▶ [Description of the task]
Don't copy the pictures; return every other part of the records exactly.

##########

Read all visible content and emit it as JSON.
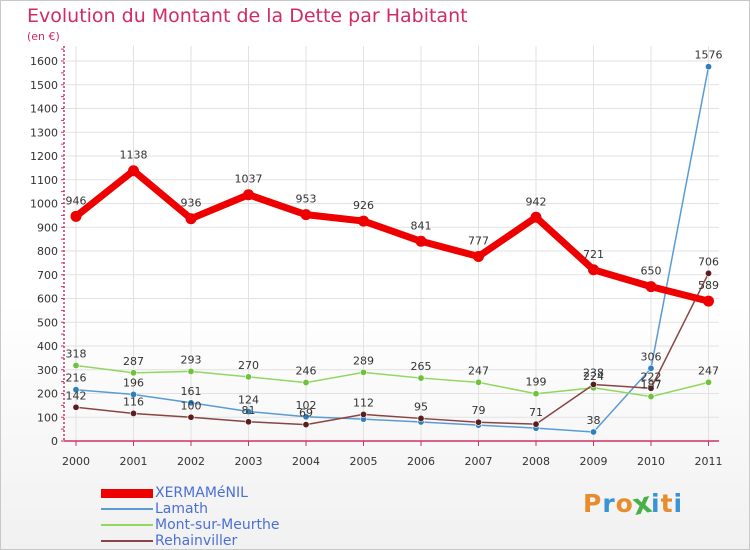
{
  "title": "Evolution du Montant de la Dette par Habitant",
  "unit_note": "(en €)",
  "brand": {
    "text": "Proxiti",
    "letter_colors": [
      "#e98c2d",
      "#3a94d4",
      "#e98c2d",
      "#49b049",
      "#3a94d4",
      "#e98c2d",
      "#3a94d4"
    ]
  },
  "colors": {
    "title": "#d02a67",
    "axis": "#cc3366",
    "grid": "#e2e2e2",
    "legend_text": "#4c6fd6"
  },
  "chart_data": {
    "type": "line",
    "title": "Evolution du Montant de la Dette par Habitant",
    "ylabel": "(en €)",
    "xlabel": "",
    "x": [
      "2000",
      "2001",
      "2002",
      "2003",
      "2004",
      "2005",
      "2006",
      "2007",
      "2008",
      "2009",
      "2010",
      "2011"
    ],
    "ylim": [
      0,
      1650
    ],
    "yticks": [
      0,
      100,
      200,
      300,
      400,
      500,
      600,
      700,
      800,
      900,
      1000,
      1100,
      1200,
      1300,
      1400,
      1500,
      1600
    ],
    "grid": true,
    "legend_position": "bottom-left",
    "series": [
      {
        "name": "XERMAMéNIL",
        "color": "#ee0000",
        "values": [
          946,
          1138,
          936,
          1037,
          953,
          926,
          841,
          777,
          942,
          721,
          650,
          589
        ],
        "labels": [
          "946",
          "1138",
          "936",
          "1037",
          "953",
          "926",
          "841",
          "777",
          "942",
          "721",
          "650",
          "589"
        ]
      },
      {
        "name": "Lamath",
        "color": "#5b9bd5",
        "marker": "#2f7fbd",
        "values": [
          216,
          196,
          161,
          124,
          102,
          92,
          80,
          67,
          54,
          38,
          306,
          1576
        ],
        "labels": [
          "216",
          "196",
          "161",
          "124",
          "102",
          "",
          "",
          "",
          "",
          "38",
          "306",
          "1576"
        ]
      },
      {
        "name": "Mont-sur-Meurthe",
        "color": "#90d860",
        "marker": "#6ec23c",
        "values": [
          318,
          287,
          293,
          270,
          246,
          289,
          265,
          247,
          199,
          224,
          187,
          247
        ],
        "labels": [
          "318",
          "287",
          "293",
          "270",
          "246",
          "289",
          "265",
          "247",
          "199",
          "224",
          "187",
          "247"
        ]
      },
      {
        "name": "Rehainviller",
        "color": "#8a4444",
        "marker": "#5a1e1e",
        "values": [
          142,
          116,
          100,
          81,
          69,
          112,
          95,
          79,
          71,
          238,
          222,
          706
        ],
        "labels": [
          "142",
          "116",
          "100",
          "81",
          "69",
          "112",
          "95",
          "79",
          "71",
          "238",
          "222",
          "706"
        ]
      }
    ]
  }
}
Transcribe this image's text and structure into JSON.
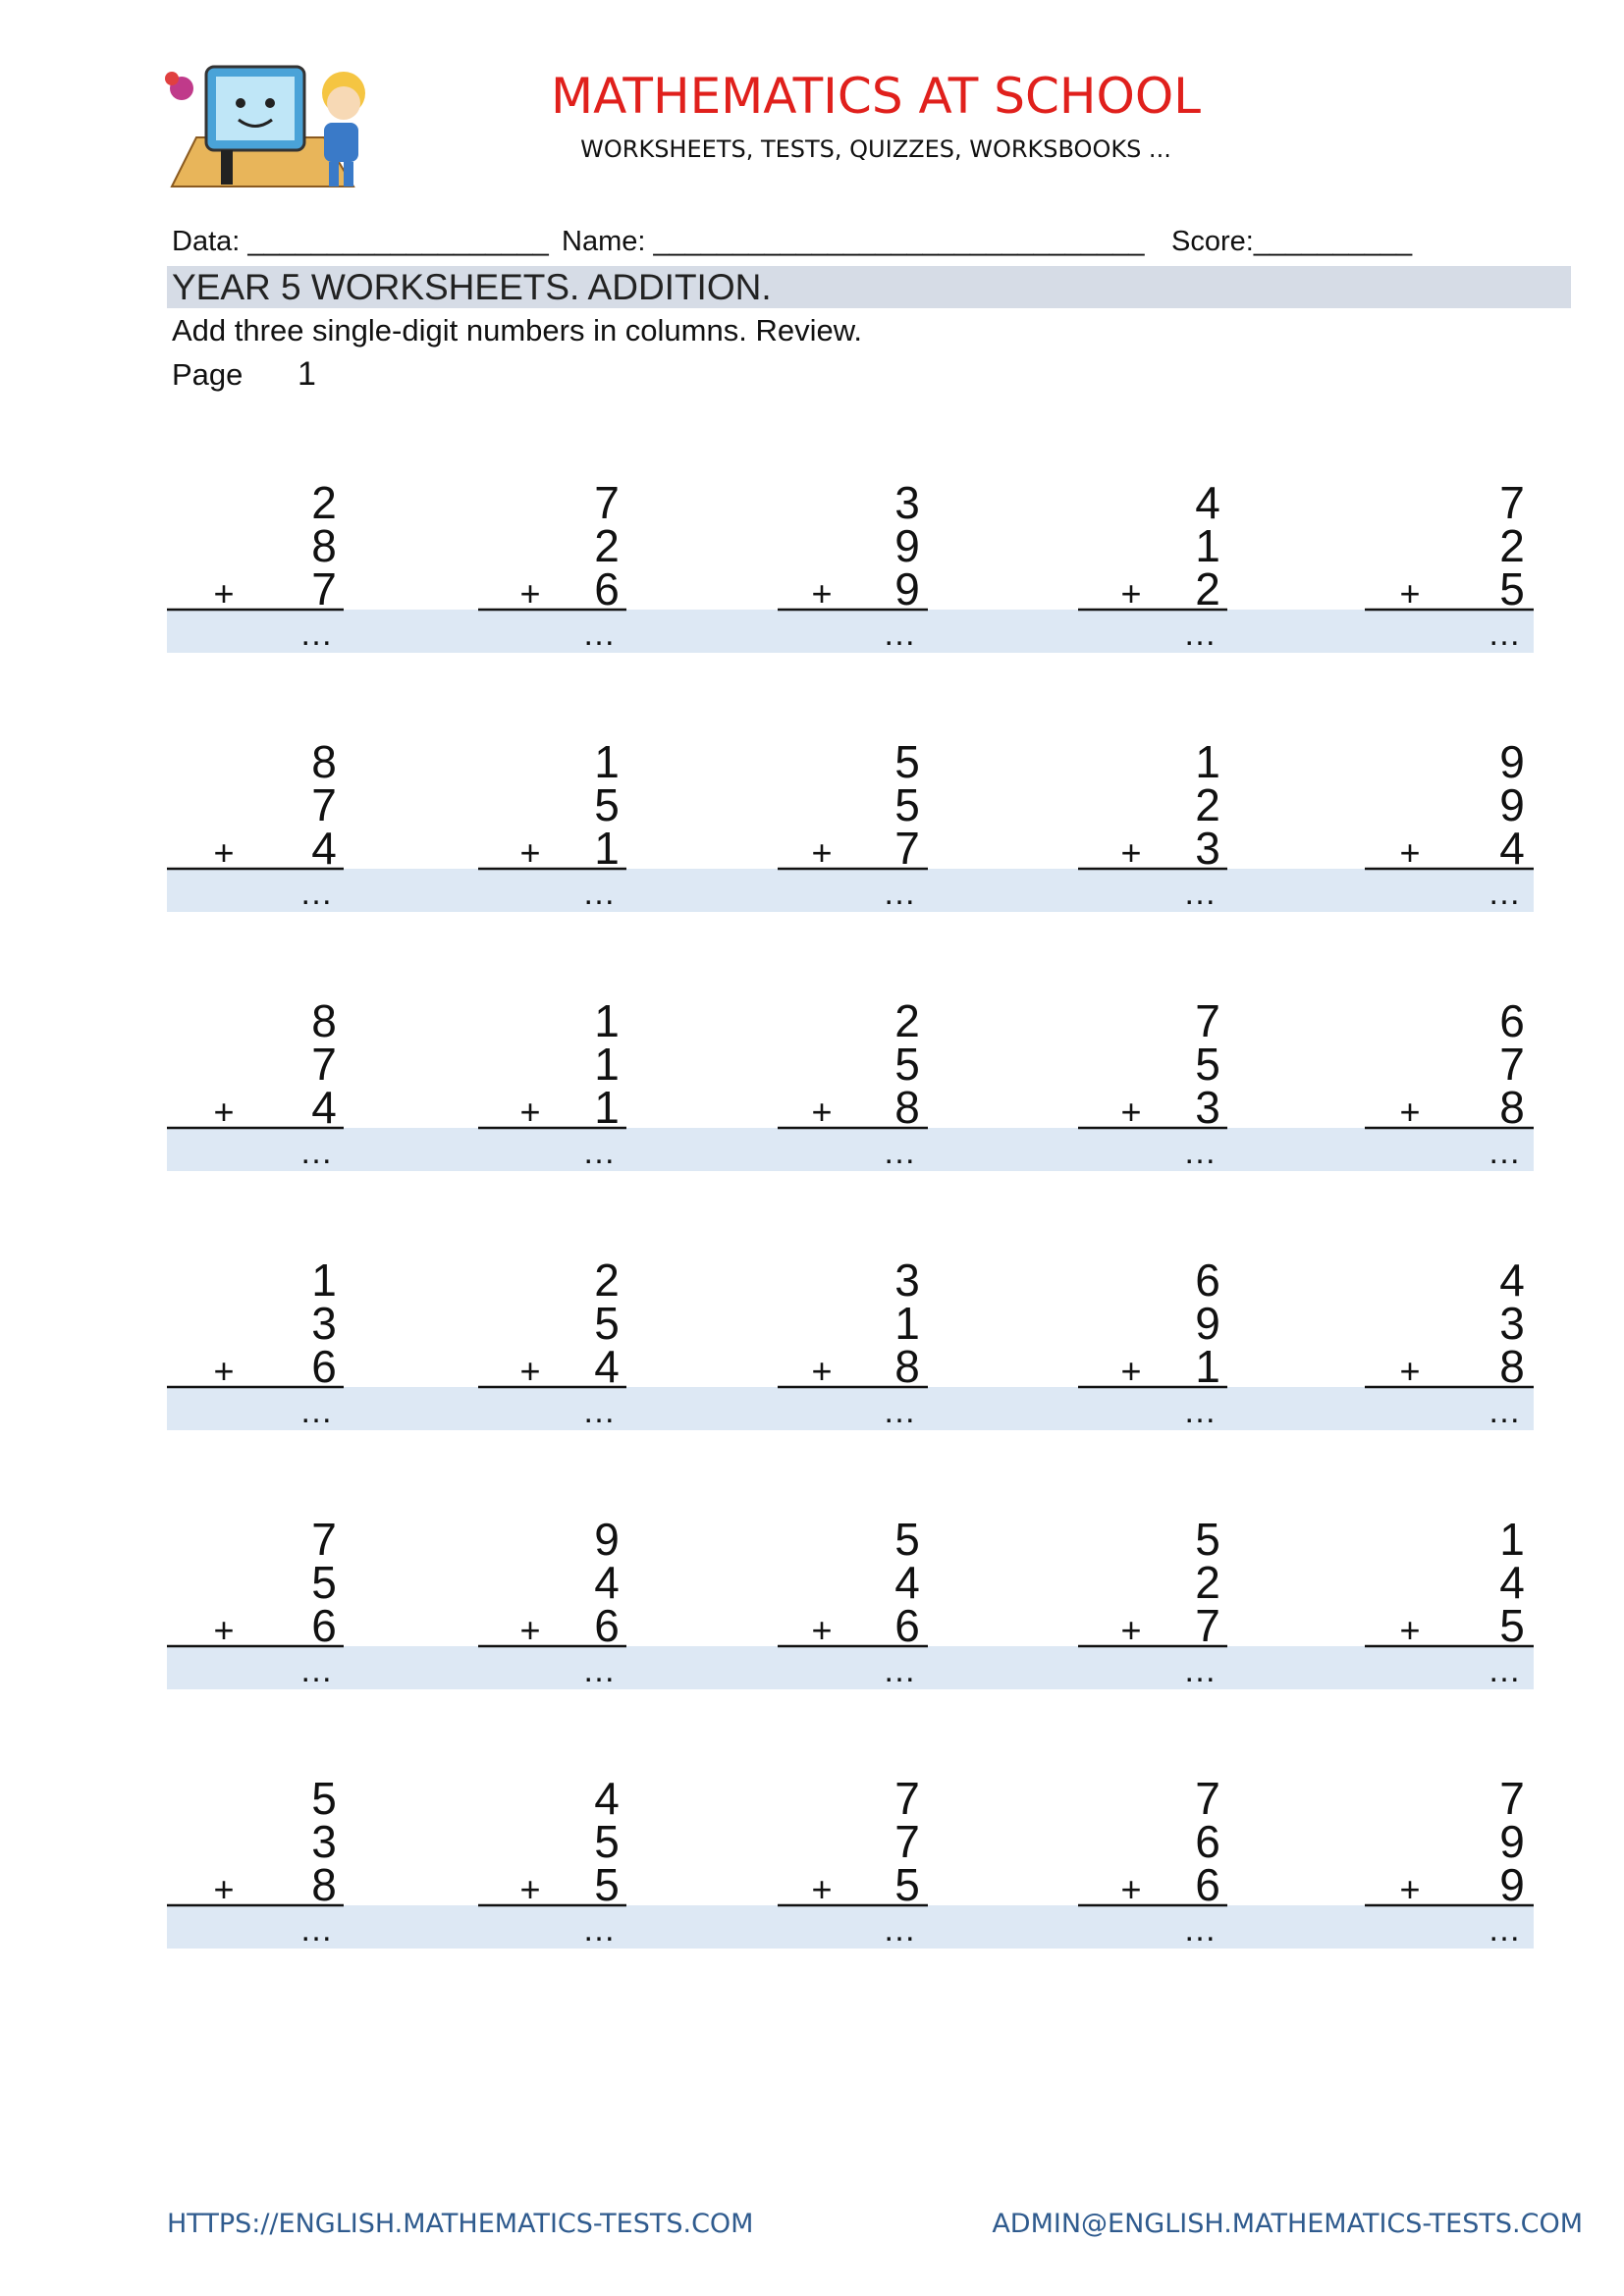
{
  "header": {
    "title": "MATHEMATICS AT SCHOOL",
    "subtitle": "WORKSHEETS, TESTS, QUIZZES, WORKSBOOKS ..."
  },
  "form": {
    "date": "Data: ___________________",
    "name": "Name: _______________________________",
    "score": "Score:__________"
  },
  "worksheet": {
    "title": "YEAR 5 WORKSHEETS. ADDITION.",
    "instruction": "Add three single-digit numbers in columns. Review.",
    "page_label": "Page",
    "page_number": 1
  },
  "problems": {
    "plus": "+",
    "blank": "…",
    "rows": [
      [
        [
          2,
          8,
          7
        ],
        [
          7,
          2,
          6
        ],
        [
          3,
          9,
          9
        ],
        [
          4,
          1,
          2
        ],
        [
          7,
          2,
          5
        ]
      ],
      [
        [
          8,
          7,
          4
        ],
        [
          1,
          5,
          1
        ],
        [
          5,
          5,
          7
        ],
        [
          1,
          2,
          3
        ],
        [
          9,
          9,
          4
        ]
      ],
      [
        [
          8,
          7,
          4
        ],
        [
          1,
          1,
          1
        ],
        [
          2,
          5,
          8
        ],
        [
          7,
          5,
          3
        ],
        [
          6,
          7,
          8
        ]
      ],
      [
        [
          1,
          3,
          6
        ],
        [
          2,
          5,
          4
        ],
        [
          3,
          1,
          8
        ],
        [
          6,
          9,
          1
        ],
        [
          4,
          3,
          8
        ]
      ],
      [
        [
          7,
          5,
          6
        ],
        [
          9,
          4,
          6
        ],
        [
          5,
          4,
          6
        ],
        [
          5,
          2,
          7
        ],
        [
          1,
          4,
          5
        ]
      ],
      [
        [
          5,
          3,
          8
        ],
        [
          4,
          5,
          5
        ],
        [
          7,
          7,
          5
        ],
        [
          7,
          6,
          6
        ],
        [
          7,
          9,
          9
        ]
      ]
    ]
  },
  "footer": {
    "url": "HTTPS://ENGLISH.MATHEMATICS-TESTS.COM",
    "email": "ADMIN@ENGLISH.MATHEMATICS-TESTS.COM"
  }
}
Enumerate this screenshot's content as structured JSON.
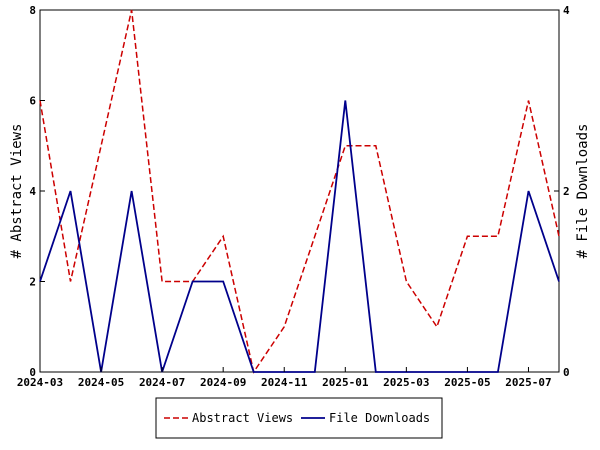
{
  "chart_data": {
    "type": "line",
    "x": [
      "2024-03",
      "2024-04",
      "2024-05",
      "2024-06",
      "2024-07",
      "2024-08",
      "2024-09",
      "2024-10",
      "2024-11",
      "2024-12",
      "2025-01",
      "2025-02",
      "2025-03",
      "2025-04",
      "2025-05",
      "2025-06",
      "2025-07",
      "2025-08"
    ],
    "x_tick_labels": [
      "2024-03",
      "2024-05",
      "2024-07",
      "2024-09",
      "2024-11",
      "2025-01",
      "2025-03",
      "2025-05",
      "2025-07"
    ],
    "series": [
      {
        "name": "Abstract Views",
        "axis": "left",
        "color": "#cc0000",
        "dash": "dashed",
        "values": [
          6,
          2,
          5,
          8,
          2,
          2,
          3,
          0,
          1,
          3,
          5,
          5,
          2,
          1,
          3,
          3,
          6,
          3
        ]
      },
      {
        "name": "File Downloads",
        "axis": "right",
        "color": "#00008b",
        "dash": "solid",
        "values": [
          1,
          2,
          0,
          2,
          0,
          1,
          1,
          0,
          0,
          0,
          3,
          0,
          0,
          0,
          0,
          0,
          2,
          1
        ]
      }
    ],
    "ylabel": "# Abstract Views",
    "y2label": "# File Downloads",
    "ylim": [
      0,
      8
    ],
    "y2lim": [
      0,
      4
    ],
    "y_ticks": [
      "0",
      "2",
      "4",
      "6",
      "8"
    ],
    "y2_ticks": [
      "0",
      "2",
      "4"
    ],
    "grid": false,
    "legend": "bottom-center"
  }
}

##########

▶ [Written solution]
Read all visible content and emit it as JSON.
{
  "title": "Evolution du Montant de la Dette par Habitant",
  "unit_note": "(en €)",
  "brand": {
    "text": "Proxiti",
    "letter_colors": [
      "#e98c2d",
      "#3a94d4",
      "#e98c2d",
      "#49b049",
      "#3a94d4",
      "#e98c2d",
      "#3a94d4"
    ]
  },
  "colors": {
    "title": "#d02a67",
    "axis": "#cc3366",
    "grid": "#e2e2e2",
    "legend_text": "#4c6fd6"
  },
  "chart_data": {
    "type": "line",
    "title": "Evolution du Montant de la Dette par Habitant",
    "ylabel": "(en €)",
    "xlabel": "",
    "x": [
      "2000",
      "2001",
      "2002",
      "2003",
      "2004",
      "2005",
      "2006",
      "2007",
      "2008",
      "2009",
      "2010",
      "2011"
    ],
    "ylim": [
      0,
      1650
    ],
    "yticks": [
      0,
      100,
      200,
      300,
      400,
      500,
      600,
      700,
      800,
      900,
      1000,
      1100,
      1200,
      1300,
      1400,
      1500,
      1600
    ],
    "grid": true,
    "legend_position": "bottom-left",
    "series": [
      {
        "name": "XERMAMéNIL",
        "color": "#ee0000",
        "values": [
          946,
          1138,
          936,
          1037,
          953,
          926,
          841,
          777,
          942,
          721,
          650,
          589
        ],
        "labels": [
          "946",
          "1138",
          "936",
          "1037",
          "953",
          "926",
          "841",
          "777",
          "942",
          "721",
          "650",
          "589"
        ]
      },
      {
        "name": "Lamath",
        "color": "#5b9bd5",
        "marker": "#2f7fbd",
        "values": [
          216,
          196,
          161,
          124,
          102,
          92,
          80,
          67,
          54,
          38,
          306,
          1576
        ],
        "labels": [
          "216",
          "196",
          "161",
          "124",
          "102",
          "",
          "",
          "",
          "",
          "38",
          "306",
          "1576"
        ]
      },
      {
        "name": "Mont-sur-Meurthe",
        "color": "#90d860",
        "marker": "#6ec23c",
        "values": [
          318,
          287,
          293,
          270,
          246,
          289,
          265,
          247,
          199,
          224,
          187,
          247
        ],
        "labels": [
          "318",
          "287",
          "293",
          "270",
          "246",
          "289",
          "265",
          "247",
          "199",
          "224",
          "187",
          "247"
        ]
      },
      {
        "name": "Rehainviller",
        "color": "#8a4444",
        "marker": "#5a1e1e",
        "values": [
          142,
          116,
          100,
          81,
          69,
          112,
          95,
          79,
          71,
          238,
          222,
          706
        ],
        "labels": [
          "142",
          "116",
          "100",
          "81",
          "69",
          "112",
          "95",
          "79",
          "71",
          "238",
          "222",
          "706"
        ]
      }
    ]
  }
}
Transcribe this image's text and structure into JSON.
{
  "header": {
    "title": "MATHEMATICS AT SCHOOL",
    "subtitle": "WORKSHEETS, TESTS, QUIZZES, WORKSBOOKS ..."
  },
  "form": {
    "date": "Data: ___________________",
    "name": "Name: _______________________________",
    "score": "Score:__________"
  },
  "worksheet": {
    "title": "YEAR 5 WORKSHEETS. ADDITION.",
    "instruction": "Add three single-digit numbers in columns. Review.",
    "page_label": "Page",
    "page_number": 1
  },
  "problems": {
    "plus": "+",
    "blank": "…",
    "rows": [
      [
        [
          2,
          8,
          7
        ],
        [
          7,
          2,
          6
        ],
        [
          3,
          9,
          9
        ],
        [
          4,
          1,
          2
        ],
        [
          7,
          2,
          5
        ]
      ],
      [
        [
          8,
          7,
          4
        ],
        [
          1,
          5,
          1
        ],
        [
          5,
          5,
          7
        ],
        [
          1,
          2,
          3
        ],
        [
          9,
          9,
          4
        ]
      ],
      [
        [
          8,
          7,
          4
        ],
        [
          1,
          1,
          1
        ],
        [
          2,
          5,
          8
        ],
        [
          7,
          5,
          3
        ],
        [
          6,
          7,
          8
        ]
      ],
      [
        [
          1,
          3,
          6
        ],
        [
          2,
          5,
          4
        ],
        [
          3,
          1,
          8
        ],
        [
          6,
          9,
          1
        ],
        [
          4,
          3,
          8
        ]
      ],
      [
        [
          7,
          5,
          6
        ],
        [
          9,
          4,
          6
        ],
        [
          5,
          4,
          6
        ],
        [
          5,
          2,
          7
        ],
        [
          1,
          4,
          5
        ]
      ],
      [
        [
          5,
          3,
          8
        ],
        [
          4,
          5,
          5
        ],
        [
          7,
          7,
          5
        ],
        [
          7,
          6,
          6
        ],
        [
          7,
          9,
          9
        ]
      ]
    ]
  },
  "footer": {
    "url": "HTTPS://ENGLISH.MATHEMATICS-TESTS.COM",
    "email": "ADMIN@ENGLISH.MATHEMATICS-TESTS.COM"
  }
}
Enumerate this screenshot's content as structured JSON.
{
  "chart_data": {
    "type": "line",
    "x": [
      "2024-03",
      "2024-04",
      "2024-05",
      "2024-06",
      "2024-07",
      "2024-08",
      "2024-09",
      "2024-10",
      "2024-11",
      "2024-12",
      "2025-01",
      "2025-02",
      "2025-03",
      "2025-04",
      "2025-05",
      "2025-06",
      "2025-07",
      "2025-08"
    ],
    "x_tick_labels": [
      "2024-03",
      "2024-05",
      "2024-07",
      "2024-09",
      "2024-11",
      "2025-01",
      "2025-03",
      "2025-05",
      "2025-07"
    ],
    "series": [
      {
        "name": "Abstract Views",
        "axis": "left",
        "color": "#cc0000",
        "dash": "dashed",
        "values": [
          6,
          2,
          5,
          8,
          2,
          2,
          3,
          0,
          1,
          3,
          5,
          5,
          2,
          1,
          3,
          3,
          6,
          3
        ]
      },
      {
        "name": "File Downloads",
        "axis": "right",
        "color": "#00008b",
        "dash": "solid",
        "values": [
          1,
          2,
          0,
          2,
          0,
          1,
          1,
          0,
          0,
          0,
          3,
          0,
          0,
          0,
          0,
          0,
          2,
          1
        ]
      }
    ],
    "ylabel": "# Abstract Views",
    "y2label": "# File Downloads",
    "ylim": [
      0,
      8
    ],
    "y2lim": [
      0,
      4
    ],
    "y_ticks": [
      "0",
      "2",
      "4",
      "6",
      "8"
    ],
    "y2_ticks": [
      "0",
      "2",
      "4"
    ],
    "grid": false,
    "legend": "bottom-center"
  }
}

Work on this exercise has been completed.